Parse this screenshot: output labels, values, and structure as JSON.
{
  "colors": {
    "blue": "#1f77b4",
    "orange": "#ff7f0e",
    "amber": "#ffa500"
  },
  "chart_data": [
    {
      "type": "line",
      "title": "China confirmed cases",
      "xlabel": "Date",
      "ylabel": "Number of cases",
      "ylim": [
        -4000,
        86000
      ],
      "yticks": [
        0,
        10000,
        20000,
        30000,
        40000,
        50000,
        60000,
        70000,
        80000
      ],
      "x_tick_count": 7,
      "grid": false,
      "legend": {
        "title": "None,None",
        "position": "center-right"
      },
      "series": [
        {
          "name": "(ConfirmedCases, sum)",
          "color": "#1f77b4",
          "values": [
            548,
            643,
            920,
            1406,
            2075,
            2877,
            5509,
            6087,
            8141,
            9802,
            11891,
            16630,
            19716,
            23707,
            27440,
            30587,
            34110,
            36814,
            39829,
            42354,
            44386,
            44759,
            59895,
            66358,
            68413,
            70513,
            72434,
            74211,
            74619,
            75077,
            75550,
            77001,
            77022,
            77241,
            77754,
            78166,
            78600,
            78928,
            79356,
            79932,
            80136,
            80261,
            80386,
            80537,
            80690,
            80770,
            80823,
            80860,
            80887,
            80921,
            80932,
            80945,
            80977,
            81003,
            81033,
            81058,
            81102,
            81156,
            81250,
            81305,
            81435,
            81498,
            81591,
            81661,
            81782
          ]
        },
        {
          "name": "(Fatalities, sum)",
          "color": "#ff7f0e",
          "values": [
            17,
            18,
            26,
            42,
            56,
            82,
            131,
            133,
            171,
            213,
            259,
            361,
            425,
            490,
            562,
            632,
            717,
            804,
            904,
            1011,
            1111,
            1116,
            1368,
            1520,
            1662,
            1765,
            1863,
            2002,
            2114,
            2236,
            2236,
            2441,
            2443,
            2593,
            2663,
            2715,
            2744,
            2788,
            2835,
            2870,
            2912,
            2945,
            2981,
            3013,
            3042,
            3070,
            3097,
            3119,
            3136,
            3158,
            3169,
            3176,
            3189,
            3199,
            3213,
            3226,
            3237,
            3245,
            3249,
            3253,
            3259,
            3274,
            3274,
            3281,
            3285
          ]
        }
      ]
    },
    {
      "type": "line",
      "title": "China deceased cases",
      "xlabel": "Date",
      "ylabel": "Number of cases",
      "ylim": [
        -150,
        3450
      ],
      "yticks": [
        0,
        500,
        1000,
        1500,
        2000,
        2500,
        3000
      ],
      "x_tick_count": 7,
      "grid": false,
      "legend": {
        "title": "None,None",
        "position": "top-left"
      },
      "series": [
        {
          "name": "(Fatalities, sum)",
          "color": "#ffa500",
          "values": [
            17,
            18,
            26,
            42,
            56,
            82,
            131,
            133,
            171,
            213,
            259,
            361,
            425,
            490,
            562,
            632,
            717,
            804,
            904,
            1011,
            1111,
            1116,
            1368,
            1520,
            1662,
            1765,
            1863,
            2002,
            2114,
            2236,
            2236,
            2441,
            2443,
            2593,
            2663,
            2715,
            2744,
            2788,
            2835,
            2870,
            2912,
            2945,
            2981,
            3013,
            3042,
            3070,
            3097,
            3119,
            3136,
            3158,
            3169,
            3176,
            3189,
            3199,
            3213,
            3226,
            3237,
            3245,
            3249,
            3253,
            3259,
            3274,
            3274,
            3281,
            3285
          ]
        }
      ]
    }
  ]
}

▸ Directive
Isolate the lines that hold the word "China" and copy all of them.

▸ Correct output
      "title": "China confirmed cases",
      "title": "China deceased cases",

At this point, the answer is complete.